* Instructions to follow: Return the lines of the records below, unchanged, from the first line through the line containing "houses-label: Total of".

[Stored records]
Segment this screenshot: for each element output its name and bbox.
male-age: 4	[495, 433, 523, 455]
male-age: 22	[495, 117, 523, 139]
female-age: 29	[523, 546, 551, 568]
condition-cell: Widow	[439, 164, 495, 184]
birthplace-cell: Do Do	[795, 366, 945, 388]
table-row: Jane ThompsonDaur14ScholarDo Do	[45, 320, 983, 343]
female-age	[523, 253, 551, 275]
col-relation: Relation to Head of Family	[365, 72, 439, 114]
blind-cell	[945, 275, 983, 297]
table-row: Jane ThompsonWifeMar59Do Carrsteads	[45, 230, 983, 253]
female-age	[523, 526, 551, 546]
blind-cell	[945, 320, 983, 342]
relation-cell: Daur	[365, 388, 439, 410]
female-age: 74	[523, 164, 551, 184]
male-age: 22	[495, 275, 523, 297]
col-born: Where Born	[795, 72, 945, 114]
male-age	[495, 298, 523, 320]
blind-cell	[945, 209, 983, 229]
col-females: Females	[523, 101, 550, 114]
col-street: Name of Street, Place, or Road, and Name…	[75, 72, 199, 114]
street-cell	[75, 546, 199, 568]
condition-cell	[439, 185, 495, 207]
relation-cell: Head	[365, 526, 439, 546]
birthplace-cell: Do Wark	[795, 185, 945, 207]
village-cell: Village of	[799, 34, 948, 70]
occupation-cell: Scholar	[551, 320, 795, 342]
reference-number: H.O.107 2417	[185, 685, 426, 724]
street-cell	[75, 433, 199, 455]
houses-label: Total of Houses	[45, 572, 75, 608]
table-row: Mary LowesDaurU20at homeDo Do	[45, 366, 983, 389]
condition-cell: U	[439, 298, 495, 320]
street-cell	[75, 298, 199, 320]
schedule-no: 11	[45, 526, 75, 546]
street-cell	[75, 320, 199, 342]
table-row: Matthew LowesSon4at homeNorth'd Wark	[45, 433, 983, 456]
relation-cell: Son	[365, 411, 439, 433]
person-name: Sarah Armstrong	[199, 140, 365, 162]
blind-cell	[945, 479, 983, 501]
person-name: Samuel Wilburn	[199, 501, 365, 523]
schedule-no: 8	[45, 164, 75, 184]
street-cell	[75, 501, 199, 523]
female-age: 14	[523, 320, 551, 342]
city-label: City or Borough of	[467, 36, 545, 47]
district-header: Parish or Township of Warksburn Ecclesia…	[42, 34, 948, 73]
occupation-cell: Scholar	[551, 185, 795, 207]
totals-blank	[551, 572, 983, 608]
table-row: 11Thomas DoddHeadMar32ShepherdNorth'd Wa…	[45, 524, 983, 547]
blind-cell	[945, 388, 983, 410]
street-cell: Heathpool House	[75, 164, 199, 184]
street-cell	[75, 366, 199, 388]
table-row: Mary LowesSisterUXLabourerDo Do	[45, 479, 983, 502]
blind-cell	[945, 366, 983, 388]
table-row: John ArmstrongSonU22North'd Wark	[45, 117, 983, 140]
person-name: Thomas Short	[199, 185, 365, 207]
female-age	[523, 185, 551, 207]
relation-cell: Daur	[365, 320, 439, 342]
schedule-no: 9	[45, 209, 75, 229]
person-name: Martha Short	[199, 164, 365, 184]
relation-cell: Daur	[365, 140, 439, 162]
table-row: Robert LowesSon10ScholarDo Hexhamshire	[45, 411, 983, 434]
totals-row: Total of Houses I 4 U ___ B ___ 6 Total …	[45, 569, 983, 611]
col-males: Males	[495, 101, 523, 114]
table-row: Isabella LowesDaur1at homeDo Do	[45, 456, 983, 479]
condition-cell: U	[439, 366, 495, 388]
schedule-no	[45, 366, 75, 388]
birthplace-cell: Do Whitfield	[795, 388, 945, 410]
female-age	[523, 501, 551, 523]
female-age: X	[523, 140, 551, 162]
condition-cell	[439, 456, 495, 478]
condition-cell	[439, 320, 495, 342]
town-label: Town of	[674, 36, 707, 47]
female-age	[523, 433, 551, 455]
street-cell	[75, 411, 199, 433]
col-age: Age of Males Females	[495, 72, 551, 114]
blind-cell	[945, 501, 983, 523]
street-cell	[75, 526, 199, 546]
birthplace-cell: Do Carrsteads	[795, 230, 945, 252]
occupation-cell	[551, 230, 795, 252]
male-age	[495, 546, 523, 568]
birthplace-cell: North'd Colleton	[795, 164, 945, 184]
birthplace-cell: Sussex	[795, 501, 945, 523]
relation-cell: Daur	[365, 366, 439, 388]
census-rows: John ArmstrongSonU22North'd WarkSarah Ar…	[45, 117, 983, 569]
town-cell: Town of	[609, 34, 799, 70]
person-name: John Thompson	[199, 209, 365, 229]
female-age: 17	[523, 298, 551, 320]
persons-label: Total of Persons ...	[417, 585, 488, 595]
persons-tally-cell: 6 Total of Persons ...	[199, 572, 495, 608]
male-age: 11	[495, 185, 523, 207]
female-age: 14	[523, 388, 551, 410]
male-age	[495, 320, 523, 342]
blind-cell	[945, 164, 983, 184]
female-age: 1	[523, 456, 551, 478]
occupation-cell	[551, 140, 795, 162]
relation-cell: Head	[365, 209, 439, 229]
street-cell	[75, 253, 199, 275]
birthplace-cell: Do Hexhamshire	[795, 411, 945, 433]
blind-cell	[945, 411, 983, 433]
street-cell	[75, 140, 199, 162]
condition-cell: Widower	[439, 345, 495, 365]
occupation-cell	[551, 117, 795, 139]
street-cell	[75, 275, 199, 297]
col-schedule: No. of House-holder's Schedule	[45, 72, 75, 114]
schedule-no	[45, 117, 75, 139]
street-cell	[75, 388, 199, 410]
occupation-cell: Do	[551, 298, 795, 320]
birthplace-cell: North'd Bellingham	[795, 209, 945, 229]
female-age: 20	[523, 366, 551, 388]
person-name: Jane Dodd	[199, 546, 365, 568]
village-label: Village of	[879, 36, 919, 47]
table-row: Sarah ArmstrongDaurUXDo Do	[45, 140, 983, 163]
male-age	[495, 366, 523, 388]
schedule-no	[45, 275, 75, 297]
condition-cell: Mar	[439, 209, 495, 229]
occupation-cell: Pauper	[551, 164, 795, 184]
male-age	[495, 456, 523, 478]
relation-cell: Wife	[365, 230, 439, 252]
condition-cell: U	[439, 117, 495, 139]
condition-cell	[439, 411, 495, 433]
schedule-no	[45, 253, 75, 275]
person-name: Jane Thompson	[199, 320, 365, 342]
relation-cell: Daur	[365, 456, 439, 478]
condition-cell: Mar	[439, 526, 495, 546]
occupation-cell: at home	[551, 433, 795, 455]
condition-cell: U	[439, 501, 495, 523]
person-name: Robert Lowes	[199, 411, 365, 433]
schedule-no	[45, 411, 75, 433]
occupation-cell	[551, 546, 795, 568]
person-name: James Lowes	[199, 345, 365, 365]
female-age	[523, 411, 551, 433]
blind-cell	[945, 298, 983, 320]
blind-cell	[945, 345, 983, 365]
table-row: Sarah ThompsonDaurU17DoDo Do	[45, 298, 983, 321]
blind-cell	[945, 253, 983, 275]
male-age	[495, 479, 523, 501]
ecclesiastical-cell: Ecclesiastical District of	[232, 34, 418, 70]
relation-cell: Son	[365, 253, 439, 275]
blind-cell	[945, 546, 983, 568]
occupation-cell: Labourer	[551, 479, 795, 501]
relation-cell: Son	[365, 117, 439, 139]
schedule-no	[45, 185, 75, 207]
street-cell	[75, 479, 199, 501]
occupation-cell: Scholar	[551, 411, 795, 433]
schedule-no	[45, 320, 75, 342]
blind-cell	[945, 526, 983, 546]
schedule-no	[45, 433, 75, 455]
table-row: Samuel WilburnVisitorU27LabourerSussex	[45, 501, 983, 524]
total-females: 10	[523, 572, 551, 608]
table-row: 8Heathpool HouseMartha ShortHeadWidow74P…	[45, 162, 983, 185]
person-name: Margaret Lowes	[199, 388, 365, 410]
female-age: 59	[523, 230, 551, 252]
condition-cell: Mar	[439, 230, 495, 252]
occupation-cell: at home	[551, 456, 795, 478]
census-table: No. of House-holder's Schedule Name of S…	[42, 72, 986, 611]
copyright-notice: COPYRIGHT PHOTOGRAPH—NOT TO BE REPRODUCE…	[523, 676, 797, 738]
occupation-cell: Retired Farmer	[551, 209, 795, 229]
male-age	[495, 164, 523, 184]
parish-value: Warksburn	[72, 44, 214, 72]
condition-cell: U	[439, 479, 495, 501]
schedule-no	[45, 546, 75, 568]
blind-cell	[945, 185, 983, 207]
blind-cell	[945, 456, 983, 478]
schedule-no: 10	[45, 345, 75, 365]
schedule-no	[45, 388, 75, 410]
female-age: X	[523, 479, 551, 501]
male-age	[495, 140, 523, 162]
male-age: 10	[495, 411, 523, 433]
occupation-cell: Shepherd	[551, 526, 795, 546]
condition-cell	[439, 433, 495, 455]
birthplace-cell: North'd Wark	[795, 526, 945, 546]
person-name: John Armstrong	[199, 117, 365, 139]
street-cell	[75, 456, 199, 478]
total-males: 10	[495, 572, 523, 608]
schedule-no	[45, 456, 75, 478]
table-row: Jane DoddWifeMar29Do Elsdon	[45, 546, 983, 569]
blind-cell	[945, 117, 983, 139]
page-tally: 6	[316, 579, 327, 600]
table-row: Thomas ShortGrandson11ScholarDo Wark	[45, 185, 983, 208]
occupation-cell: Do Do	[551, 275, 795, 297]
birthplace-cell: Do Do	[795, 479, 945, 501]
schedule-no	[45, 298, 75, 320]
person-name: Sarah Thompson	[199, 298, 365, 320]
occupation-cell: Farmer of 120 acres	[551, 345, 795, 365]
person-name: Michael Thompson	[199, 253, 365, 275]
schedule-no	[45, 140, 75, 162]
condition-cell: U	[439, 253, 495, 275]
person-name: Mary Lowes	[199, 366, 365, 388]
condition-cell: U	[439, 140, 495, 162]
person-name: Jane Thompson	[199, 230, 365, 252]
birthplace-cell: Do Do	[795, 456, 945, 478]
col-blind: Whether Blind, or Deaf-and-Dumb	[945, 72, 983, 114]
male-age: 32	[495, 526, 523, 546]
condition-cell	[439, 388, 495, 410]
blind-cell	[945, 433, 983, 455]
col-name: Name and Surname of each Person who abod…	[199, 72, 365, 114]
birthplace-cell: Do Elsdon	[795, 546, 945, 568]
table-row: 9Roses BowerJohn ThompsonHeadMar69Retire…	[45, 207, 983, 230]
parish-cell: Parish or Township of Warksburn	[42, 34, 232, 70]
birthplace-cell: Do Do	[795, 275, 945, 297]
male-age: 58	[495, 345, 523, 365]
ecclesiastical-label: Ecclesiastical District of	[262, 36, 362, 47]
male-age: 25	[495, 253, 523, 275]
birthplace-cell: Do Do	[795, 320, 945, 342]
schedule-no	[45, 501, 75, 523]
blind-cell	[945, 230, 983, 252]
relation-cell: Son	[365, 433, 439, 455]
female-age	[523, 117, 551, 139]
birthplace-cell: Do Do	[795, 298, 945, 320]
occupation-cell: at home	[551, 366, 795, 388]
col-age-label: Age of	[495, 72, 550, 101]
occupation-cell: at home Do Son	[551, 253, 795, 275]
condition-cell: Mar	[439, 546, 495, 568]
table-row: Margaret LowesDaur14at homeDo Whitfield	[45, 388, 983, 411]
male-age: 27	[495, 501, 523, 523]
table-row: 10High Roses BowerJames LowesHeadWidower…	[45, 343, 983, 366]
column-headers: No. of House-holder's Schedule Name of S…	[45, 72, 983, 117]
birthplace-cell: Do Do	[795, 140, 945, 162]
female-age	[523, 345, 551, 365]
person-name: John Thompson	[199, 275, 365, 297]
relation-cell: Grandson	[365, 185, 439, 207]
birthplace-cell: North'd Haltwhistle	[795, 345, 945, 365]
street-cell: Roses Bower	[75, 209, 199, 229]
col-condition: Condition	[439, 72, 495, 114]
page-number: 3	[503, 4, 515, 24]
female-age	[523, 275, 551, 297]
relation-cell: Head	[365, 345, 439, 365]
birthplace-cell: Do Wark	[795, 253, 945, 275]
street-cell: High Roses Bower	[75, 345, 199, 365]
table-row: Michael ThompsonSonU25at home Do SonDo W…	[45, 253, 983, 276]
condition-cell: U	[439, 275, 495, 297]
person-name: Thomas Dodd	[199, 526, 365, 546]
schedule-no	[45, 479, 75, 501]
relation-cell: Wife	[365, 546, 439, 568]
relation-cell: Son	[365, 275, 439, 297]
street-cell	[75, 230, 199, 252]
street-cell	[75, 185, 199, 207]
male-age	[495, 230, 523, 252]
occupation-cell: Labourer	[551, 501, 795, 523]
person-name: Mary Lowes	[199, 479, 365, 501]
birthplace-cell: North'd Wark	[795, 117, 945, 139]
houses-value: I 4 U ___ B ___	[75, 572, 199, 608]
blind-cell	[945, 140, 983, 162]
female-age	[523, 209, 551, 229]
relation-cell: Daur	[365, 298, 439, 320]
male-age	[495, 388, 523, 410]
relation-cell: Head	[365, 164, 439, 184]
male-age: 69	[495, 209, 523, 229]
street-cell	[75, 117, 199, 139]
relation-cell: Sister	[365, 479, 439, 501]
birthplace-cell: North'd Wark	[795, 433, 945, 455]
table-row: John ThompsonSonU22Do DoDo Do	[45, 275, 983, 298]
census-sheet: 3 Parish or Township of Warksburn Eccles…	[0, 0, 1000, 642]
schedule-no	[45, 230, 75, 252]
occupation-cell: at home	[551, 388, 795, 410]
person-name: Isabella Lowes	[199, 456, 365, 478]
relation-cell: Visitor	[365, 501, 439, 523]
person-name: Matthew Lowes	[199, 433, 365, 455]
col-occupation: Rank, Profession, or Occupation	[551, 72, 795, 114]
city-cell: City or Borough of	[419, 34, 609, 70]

* Exercise output:
Segment this screenshot: for each element output its name and bbox.
male-age: 4	[495, 433, 523, 455]
male-age: 22	[495, 117, 523, 139]
female-age: 29	[523, 546, 551, 568]
condition-cell: Widow	[439, 164, 495, 184]
birthplace-cell: Do Do	[795, 366, 945, 388]
table-row: Jane ThompsonDaur14ScholarDo Do	[45, 320, 983, 343]
female-age	[523, 253, 551, 275]
col-relation: Relation to Head of Family	[365, 72, 439, 114]
blind-cell	[945, 275, 983, 297]
table-row: Jane ThompsonWifeMar59Do Carrsteads	[45, 230, 983, 253]
female-age	[523, 526, 551, 546]
blind-cell	[945, 320, 983, 342]
relation-cell: Daur	[365, 388, 439, 410]
female-age: 74	[523, 164, 551, 184]
male-age: 22	[495, 275, 523, 297]
col-born: Where Born	[795, 72, 945, 114]
male-age	[495, 298, 523, 320]
blind-cell	[945, 209, 983, 229]
col-females: Females	[523, 101, 550, 114]
col-street: Name of Street, Place, or Road, and Name…	[75, 72, 199, 114]
street-cell	[75, 546, 199, 568]
condition-cell	[439, 185, 495, 207]
relation-cell: Head	[365, 526, 439, 546]
birthplace-cell: Do Wark	[795, 185, 945, 207]
village-cell: Village of	[799, 34, 948, 70]
occupation-cell: Scholar	[551, 320, 795, 342]
reference-number: H.O.107 2417	[185, 685, 426, 724]
street-cell	[75, 433, 199, 455]
houses-label: Total of Houses	[45, 572, 75, 608]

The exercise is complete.